_EXERCISE_
Set down exactly the lines from the one containing "Transcribe this image's" through the last line of the records below, both included, and nothing else.

* * * * *

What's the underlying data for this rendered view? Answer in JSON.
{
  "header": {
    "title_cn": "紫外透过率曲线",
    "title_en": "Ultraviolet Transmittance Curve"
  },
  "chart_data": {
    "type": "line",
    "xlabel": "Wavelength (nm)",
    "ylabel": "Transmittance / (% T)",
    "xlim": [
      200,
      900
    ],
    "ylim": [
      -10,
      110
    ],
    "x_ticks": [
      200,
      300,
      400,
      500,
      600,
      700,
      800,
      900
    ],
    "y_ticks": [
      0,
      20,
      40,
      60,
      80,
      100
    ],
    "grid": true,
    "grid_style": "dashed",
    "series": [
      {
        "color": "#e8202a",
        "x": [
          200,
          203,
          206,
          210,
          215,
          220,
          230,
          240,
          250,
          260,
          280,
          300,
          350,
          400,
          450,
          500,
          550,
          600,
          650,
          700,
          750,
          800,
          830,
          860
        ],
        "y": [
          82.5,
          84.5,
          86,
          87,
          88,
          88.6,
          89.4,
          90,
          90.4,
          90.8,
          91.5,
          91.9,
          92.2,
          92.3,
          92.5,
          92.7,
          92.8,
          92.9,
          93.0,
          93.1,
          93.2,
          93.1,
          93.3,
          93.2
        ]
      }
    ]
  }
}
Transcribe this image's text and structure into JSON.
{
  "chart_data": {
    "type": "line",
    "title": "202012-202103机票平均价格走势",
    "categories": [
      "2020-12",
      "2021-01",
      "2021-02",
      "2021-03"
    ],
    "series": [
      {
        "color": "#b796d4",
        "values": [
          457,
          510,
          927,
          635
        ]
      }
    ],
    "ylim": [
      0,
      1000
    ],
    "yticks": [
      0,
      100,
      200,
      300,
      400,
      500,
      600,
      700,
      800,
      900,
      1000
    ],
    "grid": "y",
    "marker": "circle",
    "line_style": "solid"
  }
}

* * * * *

_SOLUTION TO THIS PROBLEM_
Transcribe this image's text and structure into JSON.
{
  "chart_data": {
    "type": "line",
    "title": "202012-202103机票平均价格走势",
    "categories": [
      "2020-12",
      "2021-01",
      "2021-02",
      "2021-03"
    ],
    "series": [
      {
        "color": "#b796d4",
        "values": [
          457,
          510,
          927,
          635
        ]
      }
    ],
    "ylim": [
      0,
      1000
    ],
    "yticks": [
      0,
      100,
      200,
      300,
      400,
      500,
      600,
      700,
      800,
      900,
      1000
    ],
    "grid": "y",
    "marker": "circle",
    "line_style": "solid"
  }
}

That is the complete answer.